Stored items
____

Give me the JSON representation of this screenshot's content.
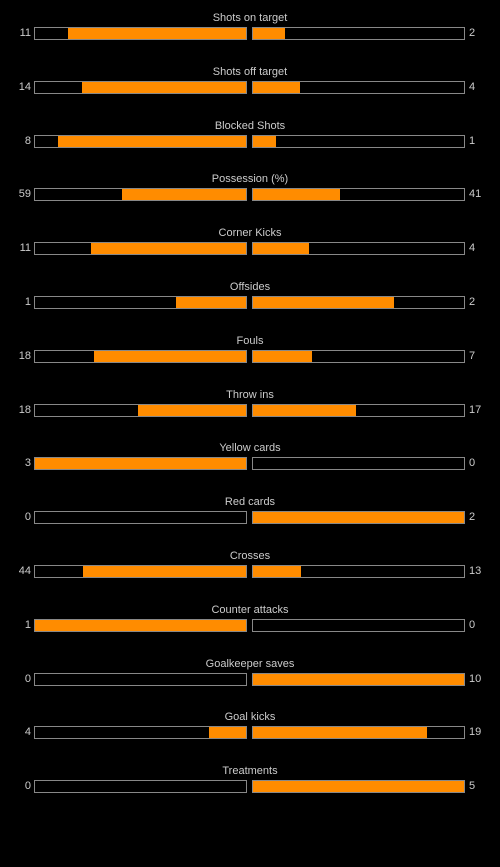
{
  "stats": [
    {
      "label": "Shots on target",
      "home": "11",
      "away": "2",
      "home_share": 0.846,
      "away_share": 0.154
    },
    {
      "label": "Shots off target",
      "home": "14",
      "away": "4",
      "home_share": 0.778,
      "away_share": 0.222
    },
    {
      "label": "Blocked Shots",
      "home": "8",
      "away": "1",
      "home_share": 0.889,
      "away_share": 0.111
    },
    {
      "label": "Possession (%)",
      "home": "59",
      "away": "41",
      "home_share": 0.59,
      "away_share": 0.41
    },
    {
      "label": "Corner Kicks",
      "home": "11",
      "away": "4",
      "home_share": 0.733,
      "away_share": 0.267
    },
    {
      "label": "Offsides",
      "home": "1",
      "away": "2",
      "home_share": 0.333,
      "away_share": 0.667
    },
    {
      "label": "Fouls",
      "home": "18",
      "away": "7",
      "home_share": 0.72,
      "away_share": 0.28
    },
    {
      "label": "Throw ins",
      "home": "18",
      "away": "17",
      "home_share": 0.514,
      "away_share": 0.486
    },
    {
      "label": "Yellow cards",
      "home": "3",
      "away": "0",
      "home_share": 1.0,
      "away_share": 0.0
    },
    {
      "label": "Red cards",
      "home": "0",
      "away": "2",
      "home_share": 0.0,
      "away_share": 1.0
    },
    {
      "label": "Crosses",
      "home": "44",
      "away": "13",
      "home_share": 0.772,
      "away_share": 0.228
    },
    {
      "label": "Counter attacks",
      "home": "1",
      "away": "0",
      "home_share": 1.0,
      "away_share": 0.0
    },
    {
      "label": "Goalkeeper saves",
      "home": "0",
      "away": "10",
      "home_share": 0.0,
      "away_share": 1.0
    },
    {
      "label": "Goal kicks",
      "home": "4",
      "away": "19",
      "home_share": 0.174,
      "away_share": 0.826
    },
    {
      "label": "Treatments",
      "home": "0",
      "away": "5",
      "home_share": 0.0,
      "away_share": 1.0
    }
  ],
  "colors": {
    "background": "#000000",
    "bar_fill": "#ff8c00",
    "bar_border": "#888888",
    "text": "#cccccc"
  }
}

____

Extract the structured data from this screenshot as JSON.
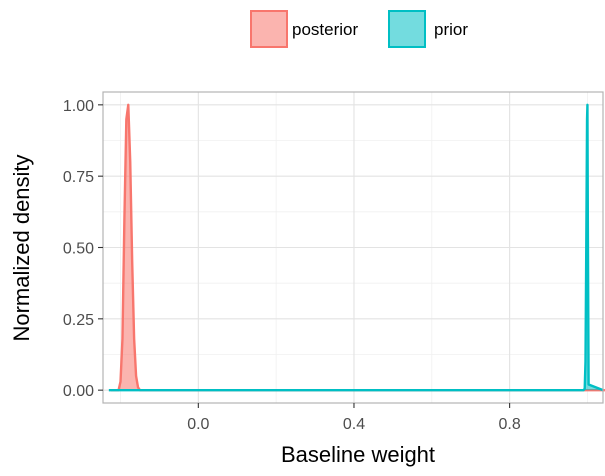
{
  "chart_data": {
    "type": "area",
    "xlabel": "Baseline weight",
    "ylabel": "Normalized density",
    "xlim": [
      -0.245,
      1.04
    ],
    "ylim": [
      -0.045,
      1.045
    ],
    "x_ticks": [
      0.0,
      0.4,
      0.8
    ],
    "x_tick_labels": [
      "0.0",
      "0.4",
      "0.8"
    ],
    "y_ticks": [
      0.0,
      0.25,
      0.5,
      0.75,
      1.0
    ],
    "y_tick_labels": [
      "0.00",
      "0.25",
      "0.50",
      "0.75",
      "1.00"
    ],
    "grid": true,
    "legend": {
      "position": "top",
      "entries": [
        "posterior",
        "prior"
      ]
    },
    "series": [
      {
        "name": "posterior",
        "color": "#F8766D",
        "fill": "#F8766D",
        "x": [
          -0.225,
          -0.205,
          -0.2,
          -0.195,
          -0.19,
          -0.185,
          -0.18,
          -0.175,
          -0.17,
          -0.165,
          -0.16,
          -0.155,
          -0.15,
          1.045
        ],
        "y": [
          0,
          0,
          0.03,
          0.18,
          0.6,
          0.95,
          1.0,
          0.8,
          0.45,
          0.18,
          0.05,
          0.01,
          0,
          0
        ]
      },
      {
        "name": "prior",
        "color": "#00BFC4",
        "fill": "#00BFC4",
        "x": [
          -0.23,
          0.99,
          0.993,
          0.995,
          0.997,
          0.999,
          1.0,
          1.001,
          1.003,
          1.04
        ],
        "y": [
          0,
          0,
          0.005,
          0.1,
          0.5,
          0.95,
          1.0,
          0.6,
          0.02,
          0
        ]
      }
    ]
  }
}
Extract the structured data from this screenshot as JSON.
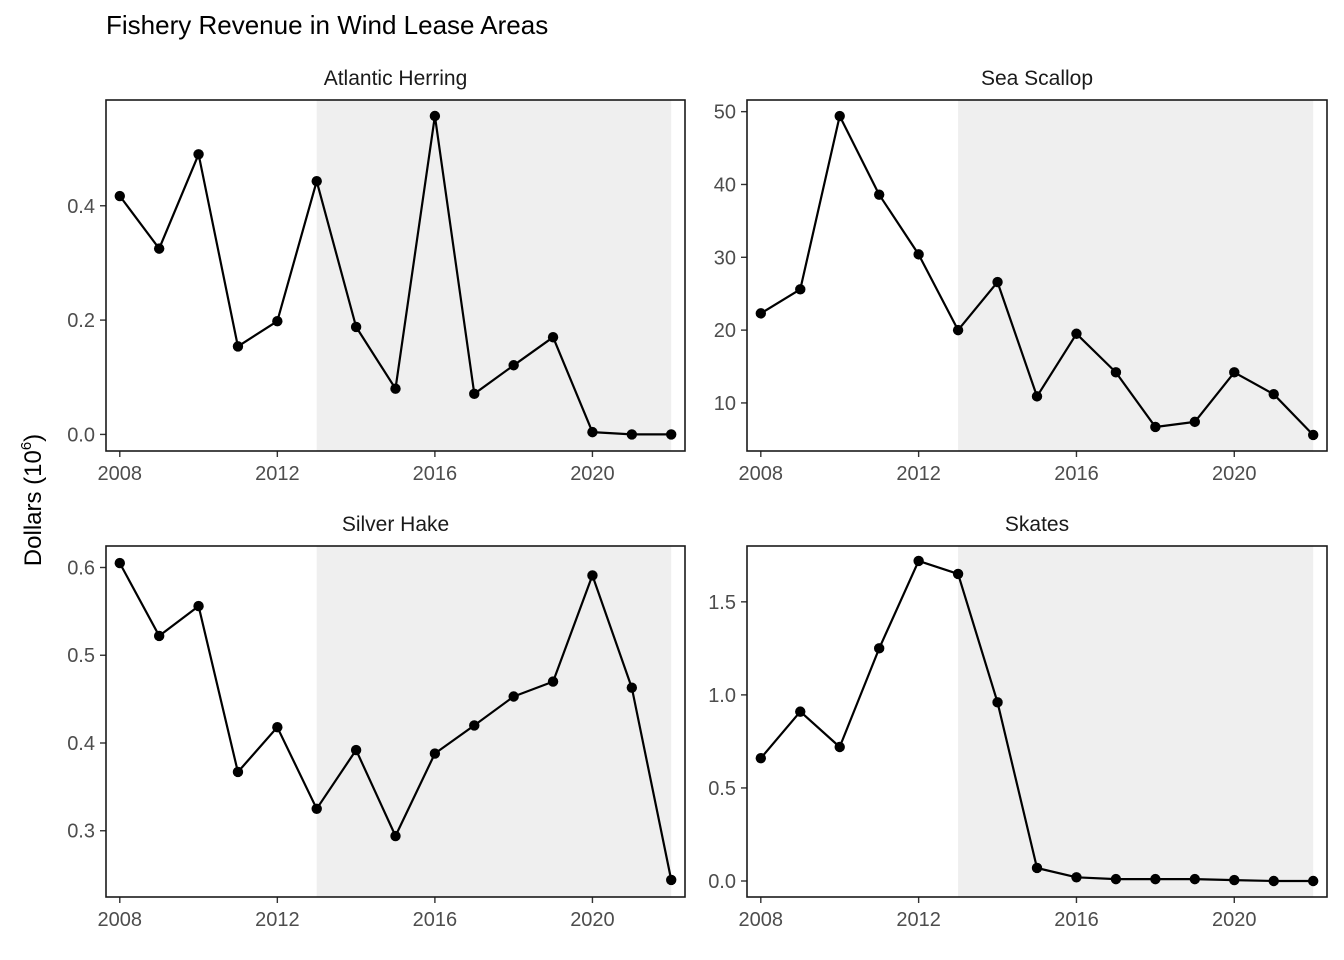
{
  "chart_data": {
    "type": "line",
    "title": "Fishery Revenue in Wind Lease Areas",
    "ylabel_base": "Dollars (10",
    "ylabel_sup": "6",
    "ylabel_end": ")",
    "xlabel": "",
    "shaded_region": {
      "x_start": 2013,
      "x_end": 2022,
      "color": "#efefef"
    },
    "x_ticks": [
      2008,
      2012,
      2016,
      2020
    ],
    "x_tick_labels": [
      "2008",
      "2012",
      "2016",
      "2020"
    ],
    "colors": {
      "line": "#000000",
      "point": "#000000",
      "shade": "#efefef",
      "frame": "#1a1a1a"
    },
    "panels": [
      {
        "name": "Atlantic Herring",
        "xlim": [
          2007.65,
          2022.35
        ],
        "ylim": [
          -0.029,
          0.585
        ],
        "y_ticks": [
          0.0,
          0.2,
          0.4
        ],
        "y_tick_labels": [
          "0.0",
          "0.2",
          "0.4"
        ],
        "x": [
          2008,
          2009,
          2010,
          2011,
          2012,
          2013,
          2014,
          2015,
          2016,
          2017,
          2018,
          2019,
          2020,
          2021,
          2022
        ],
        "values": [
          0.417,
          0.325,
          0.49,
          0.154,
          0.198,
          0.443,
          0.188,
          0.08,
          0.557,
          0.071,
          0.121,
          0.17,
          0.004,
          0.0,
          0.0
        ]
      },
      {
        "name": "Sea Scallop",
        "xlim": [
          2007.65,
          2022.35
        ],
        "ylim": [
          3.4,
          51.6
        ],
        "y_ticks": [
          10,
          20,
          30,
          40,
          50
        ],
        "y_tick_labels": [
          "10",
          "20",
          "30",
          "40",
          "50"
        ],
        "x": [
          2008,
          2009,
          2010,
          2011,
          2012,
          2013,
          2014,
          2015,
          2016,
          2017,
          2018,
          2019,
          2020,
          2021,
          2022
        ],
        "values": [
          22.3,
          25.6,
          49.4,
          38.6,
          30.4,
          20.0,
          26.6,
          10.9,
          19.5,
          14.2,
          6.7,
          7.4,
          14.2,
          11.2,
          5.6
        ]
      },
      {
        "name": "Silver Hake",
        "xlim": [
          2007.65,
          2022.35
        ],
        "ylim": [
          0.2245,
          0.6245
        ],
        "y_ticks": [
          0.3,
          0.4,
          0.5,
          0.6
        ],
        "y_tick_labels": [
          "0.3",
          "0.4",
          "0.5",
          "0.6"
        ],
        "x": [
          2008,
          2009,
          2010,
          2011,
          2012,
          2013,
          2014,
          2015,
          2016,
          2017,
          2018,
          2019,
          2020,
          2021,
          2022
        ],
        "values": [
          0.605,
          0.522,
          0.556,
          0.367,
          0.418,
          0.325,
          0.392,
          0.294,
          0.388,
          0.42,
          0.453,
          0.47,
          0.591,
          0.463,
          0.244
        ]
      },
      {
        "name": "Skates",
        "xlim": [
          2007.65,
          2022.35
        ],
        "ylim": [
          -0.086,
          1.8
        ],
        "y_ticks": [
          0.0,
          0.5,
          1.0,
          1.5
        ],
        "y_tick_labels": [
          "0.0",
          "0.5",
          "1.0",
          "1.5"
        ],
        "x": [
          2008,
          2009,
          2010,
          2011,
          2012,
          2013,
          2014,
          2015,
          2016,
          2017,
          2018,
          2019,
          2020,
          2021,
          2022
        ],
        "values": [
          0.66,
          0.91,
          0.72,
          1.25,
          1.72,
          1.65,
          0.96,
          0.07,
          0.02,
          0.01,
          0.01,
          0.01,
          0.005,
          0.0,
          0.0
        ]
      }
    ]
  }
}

____

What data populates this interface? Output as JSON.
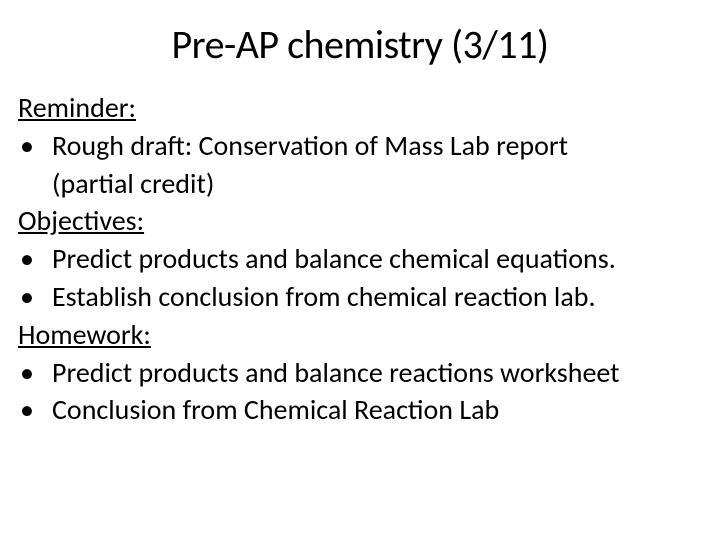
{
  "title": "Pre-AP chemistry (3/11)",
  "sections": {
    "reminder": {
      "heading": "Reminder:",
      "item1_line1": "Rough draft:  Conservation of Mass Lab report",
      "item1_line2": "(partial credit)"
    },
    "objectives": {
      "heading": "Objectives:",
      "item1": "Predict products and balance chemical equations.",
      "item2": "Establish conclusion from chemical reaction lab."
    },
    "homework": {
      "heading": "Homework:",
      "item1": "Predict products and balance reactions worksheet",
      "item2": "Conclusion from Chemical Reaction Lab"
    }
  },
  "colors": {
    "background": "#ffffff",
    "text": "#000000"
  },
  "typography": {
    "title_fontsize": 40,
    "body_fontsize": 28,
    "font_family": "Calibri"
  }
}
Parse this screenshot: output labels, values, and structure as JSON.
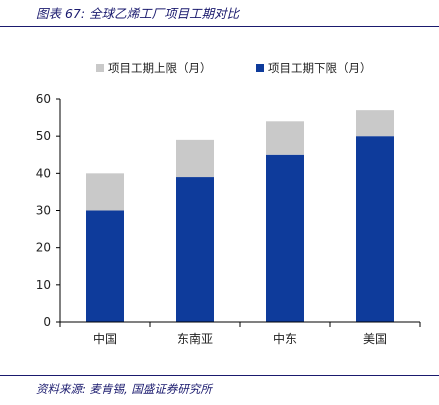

____

WHAT THIS TASK INVOLVES:
The material above holds pictures; leave them out. Repeat exactly the lines from the one containing "What data populates" through the one containing "Parse this screenshot: output", and nothing else.

WORKED ANSWER:
What data populates this interface? Output as JSON.
{
  "title": "Pre-AP chemistry (3/11)",
  "sections": {
    "reminder": {
      "heading": "Reminder:",
      "item1_line1": "Rough draft:  Conservation of Mass Lab report",
      "item1_line2": "(partial credit)"
    },
    "objectives": {
      "heading": "Objectives:",
      "item1": "Predict products and balance chemical equations.",
      "item2": "Establish conclusion from chemical reaction lab."
    },
    "homework": {
      "heading": "Homework:",
      "item1": "Predict products and balance reactions worksheet",
      "item2": "Conclusion from Chemical Reaction Lab"
    }
  },
  "colors": {
    "background": "#ffffff",
    "text": "#000000"
  },
  "typography": {
    "title_fontsize": 40,
    "body_fontsize": 28,
    "font_family": "Calibri"
  }
}
Parse this screenshot: output labels, values, and structure as JSON.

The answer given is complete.